PROVIDED MATERIAL
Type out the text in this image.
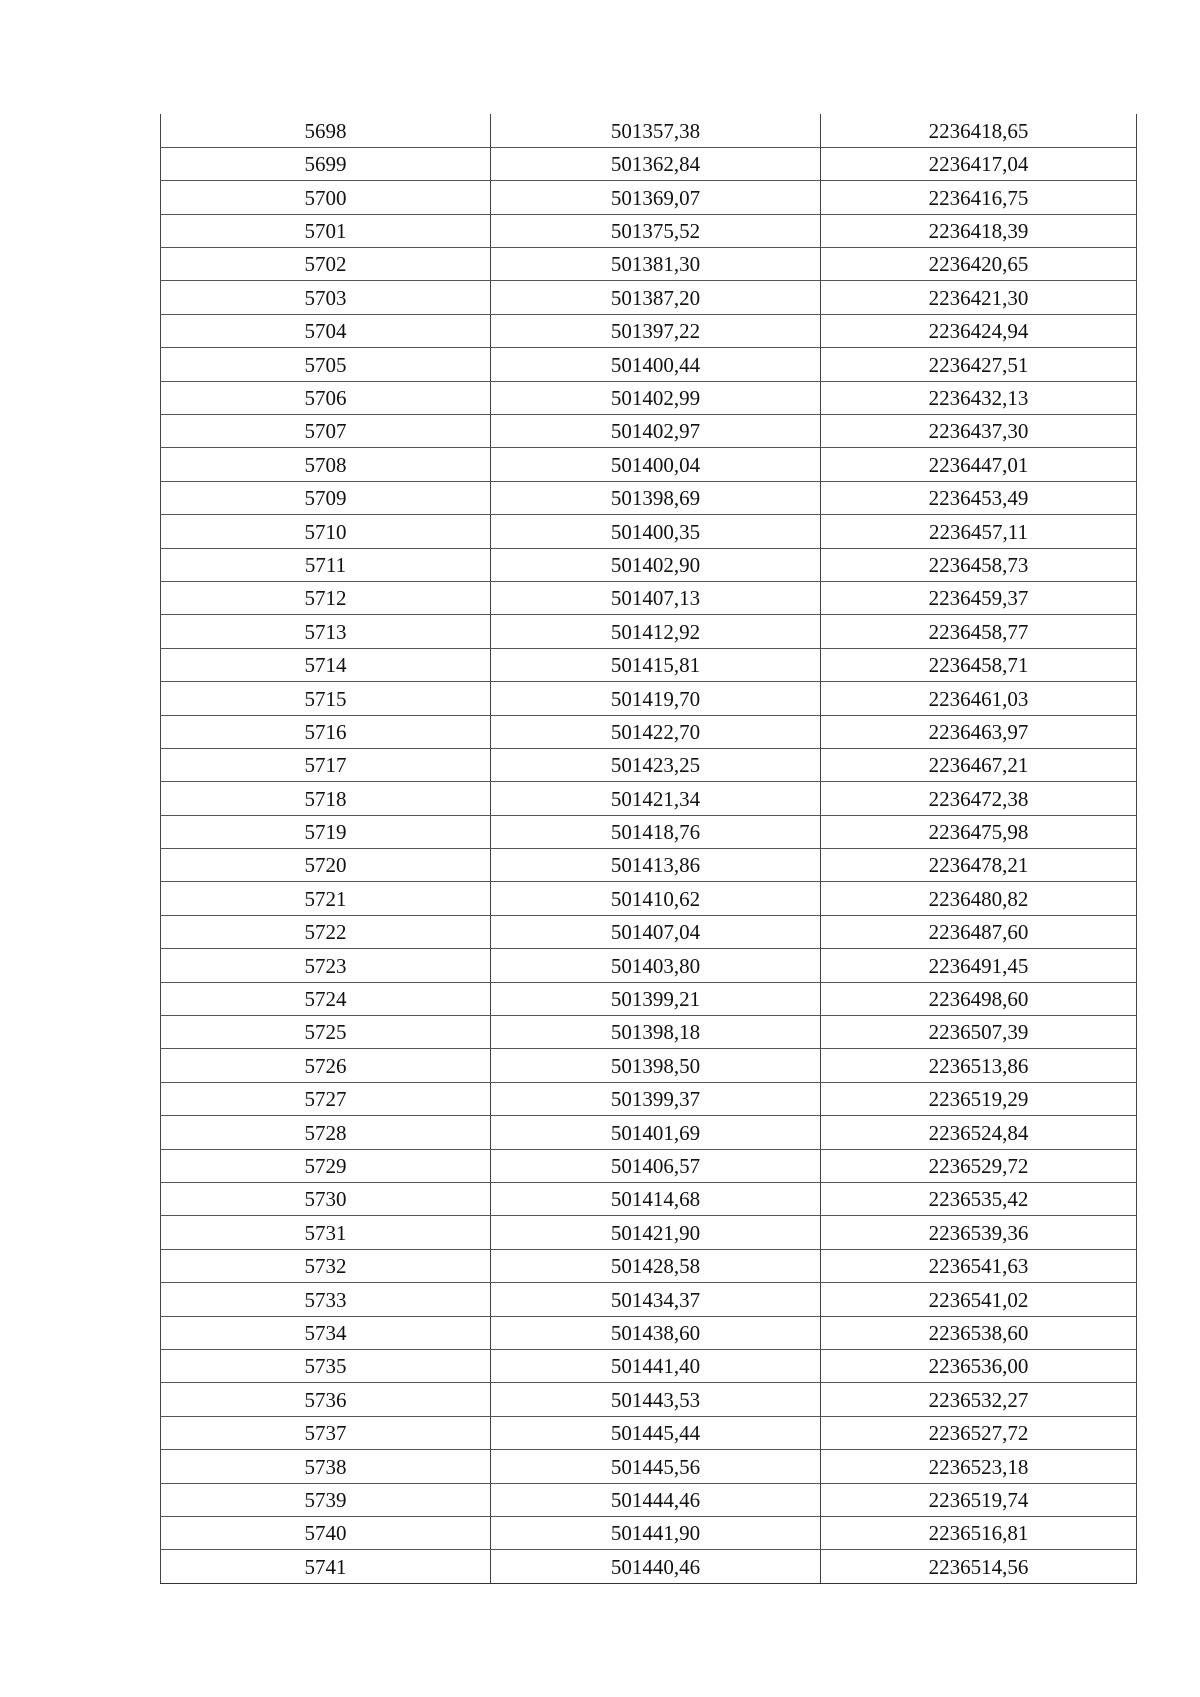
5698	501357,38	2236418,65
5699	501362,84	2236417,04
5700	501369,07	2236416,75
5701	501375,52	2236418,39
5702	501381,30	2236420,65
5703	501387,20	2236421,30
5704	501397,22	2236424,94
5705	501400,44	2236427,51
5706	501402,99	2236432,13
5707	501402,97	2236437,30
5708	501400,04	2236447,01
5709	501398,69	2236453,49
5710	501400,35	2236457,11
5711	501402,90	2236458,73
5712	501407,13	2236459,37
5713	501412,92	2236458,77
5714	501415,81	2236458,71
5715	501419,70	2236461,03
5716	501422,70	2236463,97
5717	501423,25	2236467,21
5718	501421,34	2236472,38
5719	501418,76	2236475,98
5720	501413,86	2236478,21
5721	501410,62	2236480,82
5722	501407,04	2236487,60
5723	501403,80	2236491,45
5724	501399,21	2236498,60
5725	501398,18	2236507,39
5726	501398,50	2236513,86
5727	501399,37	2236519,29
5728	501401,69	2236524,84
5729	501406,57	2236529,72
5730	501414,68	2236535,42
5731	501421,90	2236539,36
5732	501428,58	2236541,63
5733	501434,37	2236541,02
5734	501438,60	2236538,60
5735	501441,40	2236536,00
5736	501443,53	2236532,27
5737	501445,44	2236527,72
5738	501445,56	2236523,18
5739	501444,46	2236519,74
5740	501441,90	2236516,81
5741	501440,46	2236514,56
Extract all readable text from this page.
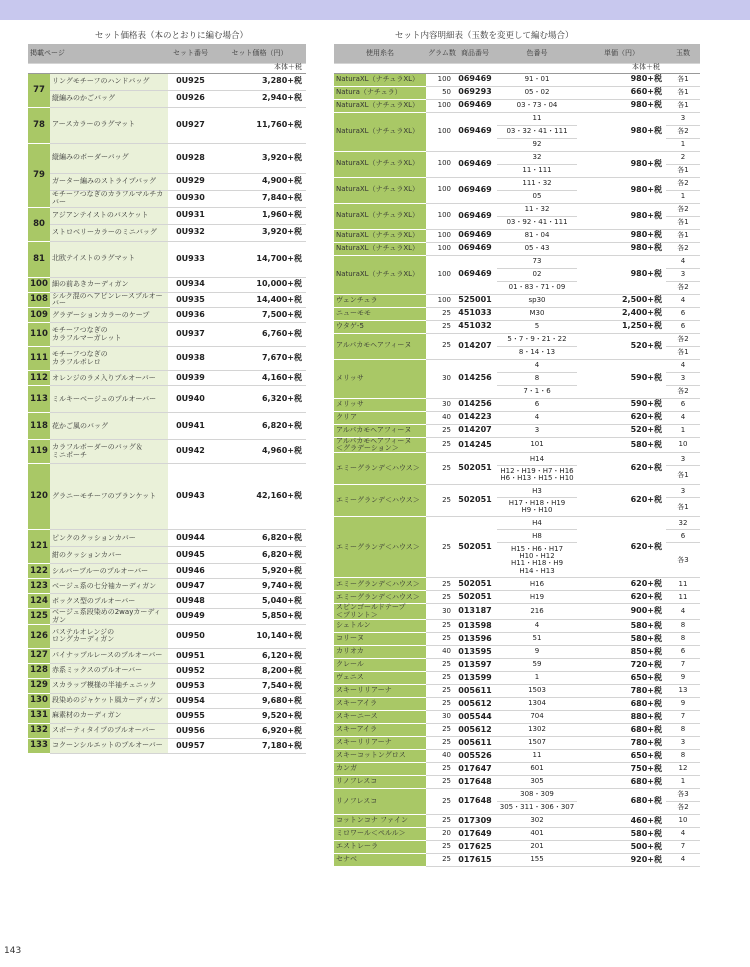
セット価格表（本のとおりに編む場合）	セット内容明細表（玉数を変更して編む場合）
掲載ページ		セット番号	セット価格（円）
本体＋税			
77	リングモチーフのハンドバッグ	0U925	3,280+税
	縦編みのかごバッグ	0U926	2,940+税
78	アースカラーのラグマット	0U927	11,760+税
79	縦編みのボーダーバッグ	0U928	3,920+税
	ガーター編みのストライプバッグ	0U929	4,900+税
	モチーフつなぎのカラフルマルチカバー	0U930	7,840+税
80	アジアンテイストのバスケット	0U931	1,960+税
	ストロベリーカラーのミニバッグ	0U932	3,920+税
81	北欧テイストのラグマット	0U933	14,700+税
100	細の前あきカーディガン	0U934	10,000+税
108	シルク混のヘアピンレースプルオーバー	0U935	14,400+税
109	グラデーションカラーのケープ	0U936	7,500+税
110	モチーフつなぎの
カラフルマーガレット	0U937	6,760+税
111	モチーフつなぎの
カラフルボレロ	0U938	7,670+税
112	オレンジのラメ入りプルオーバー	0U939	4,160+税
113	ミルキーベージュのプルオーバー	0U940	6,320+税
118	花かご風のバッグ	0U941	6,820+税
119	カラフルボーダーのバッグ＆
ミニポーチ	0U942	4,960+税
120	グラニーモチーフのブランケット	0U943	42,160+税
121	ピンクのクッションカバー	0U944	6,820+税
	紺のクッションカバー	0U945	6,820+税
122	シルバーブルーのプルオーバー	0U946	5,920+税
123	ベージュ系の七分袖カーディガン	0U947	9,740+税
124	ボックス型のプルオーバー	0U948	5,040+税
125	ベージュ系段染めの2wayカーディガン	0U949	5,850+税
126	パステルオレンジの
ロングカーディガン	0U950	10,140+税
127	パイナップルレースのプルオーバー	0U951	6,120+税
128	赤系ミックスのプルオーバー	0U952	8,200+税
129	スカラップ模様の半袖チュニック	0U953	7,540+税
130	段染めのジャケット風カーディガン	0U954	9,680+税
131	麻素材のカーディガン	0U955	9,520+税
132	スポーティタイプのプルオーバー	0U956	6,920+税
133	コクーンシルエットのプルオーバー	0U957	7,180+税
使用糸名	グラム数	商品番号	色番号	単価（円）	玉数
本体＋税					
NaturaXL（ナチュラXL）	100	069469	91・01	980+税	各1
Natura（ナチュラ）	50	069293	05・02	660+税	各1
NaturaXL（ナチュラXL）	100	069469	03・73・04	980+税	各1
NaturaXL（ナチュラXL）	100	069469	11	980+税	3
			03・32・41・111		各2
			92		1
NaturaXL（ナチュラXL）	100	069469	32	980+税	2
			11・111		各1
NaturaXL（ナチュラXL）	100	069469	111・32	980+税	各2
			05		1
NaturaXL（ナチュラXL）	100	069469	11・32	980+税	各2
			03・92・41・111		各1
NaturaXL（ナチュラXL）	100	069469	81・04	980+税	各1
NaturaXL（ナチュラXL）	100	069469	05・43	980+税	各2
NaturaXL（ナチュラXL）	100	069469	73	980+税	4
			02		3
			01・83・71・09		各2
ヴェンチュラ	100	525001	sp30	2,500+税	4
ニューモモ	25	451033	M30	2,400+税	6
ウタゲ-5	25	451032	5	1,250+税	6
アルパカモヘアフィーヌ	25	014207	5・7・9・21・22	520+税	各2
			8・14・13		各1
メリッサ	30	014256	4	590+税	4
			8		3
			7・1・6		各2
メリッサ	30	014256	6	590+税	6
クリア	40	014223	4	620+税	4
アルパカモヘアフィーヌ	25	014207	3	520+税	1
アルパカモヘアフィーヌ
＜グラデーション＞	25	014245	101	580+税	10
エミーグランデ＜ハウス＞	25	502051	H14	620+税	3
			H12・H19・H7・H16
H6・H13・H15・H10		各1
エミーグランデ＜ハウス＞	25	502051	H3	620+税	3
			H17・H18・H19
H9・H10		各1
エミーグランデ＜ハウス＞	25	502051	H4	620+税	32
			H8		6
			H15・H6・H17
H10・H12
H11・H18・H9
H14・H13		各3
エミーグランデ＜ハウス＞	25	502051	H16	620+税	11
エミーグランデ＜ハウス＞	25	502051	H19	620+税	11
スピンゴールドテープ
＜プリント＞	30	013187	216	900+税	4
シェトルン	25	013598	4	580+税	8
コリーヌ	25	013596	51	580+税	8
カリオカ	40	013595	9	850+税	6
クレール	25	013597	59	720+税	7
ヴェニス	25	013599	1	650+税	9
スキーリリアーナ	25	005611	1503	780+税	13
スキーアイラ	25	005612	1304	680+税	9
スキーニース	30	005544	704	880+税	7
スキーアイラ	25	005612	1302	680+税	8
スキーリリアーナ	25	005611	1507	780+税	3
スキーコットングロス	40	005526	11	650+税	8
カンガ	25	017647	601	750+税	12
リノフレスコ	25	017648	305	680+税	1
リノフレスコ	25	017648	308・309	680+税	各3
			305・311・306・307		各2
コットンコナ ファイン	25	017309	302	460+税	10
ミロワール＜ペルル＞	20	017649	401	580+税	4
エストレーラ	25	017625	201	500+税	7
セナベ	25	017615	155	920+税	4
143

EXERCISE DESCRIPTION
Write out the whole listing exactly, and drop the pictures.

EXERCISE OUTPUT
Type out the text in this image.
5698	501357,38	2236418,65
5699	501362,84	2236417,04
5700	501369,07	2236416,75
5701	501375,52	2236418,39
5702	501381,30	2236420,65
5703	501387,20	2236421,30
5704	501397,22	2236424,94
5705	501400,44	2236427,51
5706	501402,99	2236432,13
5707	501402,97	2236437,30
5708	501400,04	2236447,01
5709	501398,69	2236453,49
5710	501400,35	2236457,11
5711	501402,90	2236458,73
5712	501407,13	2236459,37
5713	501412,92	2236458,77
5714	501415,81	2236458,71
5715	501419,70	2236461,03
5716	501422,70	2236463,97
5717	501423,25	2236467,21
5718	501421,34	2236472,38
5719	501418,76	2236475,98
5720	501413,86	2236478,21
5721	501410,62	2236480,82
5722	501407,04	2236487,60
5723	501403,80	2236491,45
5724	501399,21	2236498,60
5725	501398,18	2236507,39
5726	501398,50	2236513,86
5727	501399,37	2236519,29
5728	501401,69	2236524,84
5729	501406,57	2236529,72
5730	501414,68	2236535,42
5731	501421,90	2236539,36
5732	501428,58	2236541,63
5733	501434,37	2236541,02
5734	501438,60	2236538,60
5735	501441,40	2236536,00
5736	501443,53	2236532,27
5737	501445,44	2236527,72
5738	501445,56	2236523,18
5739	501444,46	2236519,74
5740	501441,90	2236516,81
5741	501440,46	2236514,56
Extract all readable text from this page.
セット価格表（本のとおりに編む場合）	セット内容明細表（玉数を変更して編む場合）
掲載ページ		セット番号	セット価格（円）
本体＋税			
77	リングモチーフのハンドバッグ	0U925	3,280+税
	縦編みのかごバッグ	0U926	2,940+税
78	アースカラーのラグマット	0U927	11,760+税
79	縦編みのボーダーバッグ	0U928	3,920+税
	ガーター編みのストライプバッグ	0U929	4,900+税
	モチーフつなぎのカラフルマルチカバー	0U930	7,840+税
80	アジアンテイストのバスケット	0U931	1,960+税
	ストロベリーカラーのミニバッグ	0U932	3,920+税
81	北欧テイストのラグマット	0U933	14,700+税
100	細の前あきカーディガン	0U934	10,000+税
108	シルク混のヘアピンレースプルオーバー	0U935	14,400+税
109	グラデーションカラーのケープ	0U936	7,500+税
110	モチーフつなぎの
カラフルマーガレット	0U937	6,760+税
111	モチーフつなぎの
カラフルボレロ	0U938	7,670+税
112	オレンジのラメ入りプルオーバー	0U939	4,160+税
113	ミルキーベージュのプルオーバー	0U940	6,320+税
118	花かご風のバッグ	0U941	6,820+税
119	カラフルボーダーのバッグ＆
ミニポーチ	0U942	4,960+税
120	グラニーモチーフのブランケット	0U943	42,160+税
121	ピンクのクッションカバー	0U944	6,820+税
	紺のクッションカバー	0U945	6,820+税
122	シルバーブルーのプルオーバー	0U946	5,920+税
123	ベージュ系の七分袖カーディガン	0U947	9,740+税
124	ボックス型のプルオーバー	0U948	5,040+税
125	ベージュ系段染めの2wayカーディガン	0U949	5,850+税
126	パステルオレンジの
ロングカーディガン	0U950	10,140+税
127	パイナップルレースのプルオーバー	0U951	6,120+税
128	赤系ミックスのプルオーバー	0U952	8,200+税
129	スカラップ模様の半袖チュニック	0U953	7,540+税
130	段染めのジャケット風カーディガン	0U954	9,680+税
131	麻素材のカーディガン	0U955	9,520+税
132	スポーティタイプのプルオーバー	0U956	6,920+税
133	コクーンシルエットのプルオーバー	0U957	7,180+税
使用糸名	グラム数	商品番号	色番号	単価（円）	玉数
本体＋税					
NaturaXL（ナチュラXL）	100	069469	91・01	980+税	各1
Natura（ナチュラ）	50	069293	05・02	660+税	各1
NaturaXL（ナチュラXL）	100	069469	03・73・04	980+税	各1
NaturaXL（ナチュラXL）	100	069469	11	980+税	3
			03・32・41・111		各2
			92		1
NaturaXL（ナチュラXL）	100	069469	32	980+税	2
			11・111		各1
NaturaXL（ナチュラXL）	100	069469	111・32	980+税	各2
			05		1
NaturaXL（ナチュラXL）	100	069469	11・32	980+税	各2
			03・92・41・111		各1
NaturaXL（ナチュラXL）	100	069469	81・04	980+税	各1
NaturaXL（ナチュラXL）	100	069469	05・43	980+税	各2
NaturaXL（ナチュラXL）	100	069469	73	980+税	4
			02		3
			01・83・71・09		各2
ヴェンチュラ	100	525001	sp30	2,500+税	4
ニューモモ	25	451033	M30	2,400+税	6
ウタゲ-5	25	451032	5	1,250+税	6
アルパカモヘアフィーヌ	25	014207	5・7・9・21・22	520+税	各2
			8・14・13		各1
メリッサ	30	014256	4	590+税	4
			8		3
			7・1・6		各2
メリッサ	30	014256	6	590+税	6
クリア	40	014223	4	620+税	4
アルパカモヘアフィーヌ	25	014207	3	520+税	1
アルパカモヘアフィーヌ
＜グラデーション＞	25	014245	101	580+税	10
エミーグランデ＜ハウス＞	25	502051	H14	620+税	3
			H12・H19・H7・H16
H6・H13・H15・H10		各1
エミーグランデ＜ハウス＞	25	502051	H3	620+税	3
			H17・H18・H19
H9・H10		各1
エミーグランデ＜ハウス＞	25	502051	H4	620+税	32
			H8		6
			H15・H6・H17
H10・H12
H11・H18・H9
H14・H13		各3
エミーグランデ＜ハウス＞	25	502051	H16	620+税	11
エミーグランデ＜ハウス＞	25	502051	H19	620+税	11
スピンゴールドテープ
＜プリント＞	30	013187	216	900+税	4
シェトルン	25	013598	4	580+税	8
コリーヌ	25	013596	51	580+税	8
カリオカ	40	013595	9	850+税	6
クレール	25	013597	59	720+税	7
ヴェニス	25	013599	1	650+税	9
スキーリリアーナ	25	005611	1503	780+税	13
スキーアイラ	25	005612	1304	680+税	9
スキーニース	30	005544	704	880+税	7
スキーアイラ	25	005612	1302	680+税	8
スキーリリアーナ	25	005611	1507	780+税	3
スキーコットングロス	40	005526	11	650+税	8
カンガ	25	017647	601	750+税	12
リノフレスコ	25	017648	305	680+税	1
リノフレスコ	25	017648	308・309	680+税	各3
			305・311・306・307		各2
コットンコナ ファイン	25	017309	302	460+税	10
ミロワール＜ペルル＞	20	017649	401	580+税	4
エストレーラ	25	017625	201	500+税	7
セナベ	25	017615	155	920+税	4
143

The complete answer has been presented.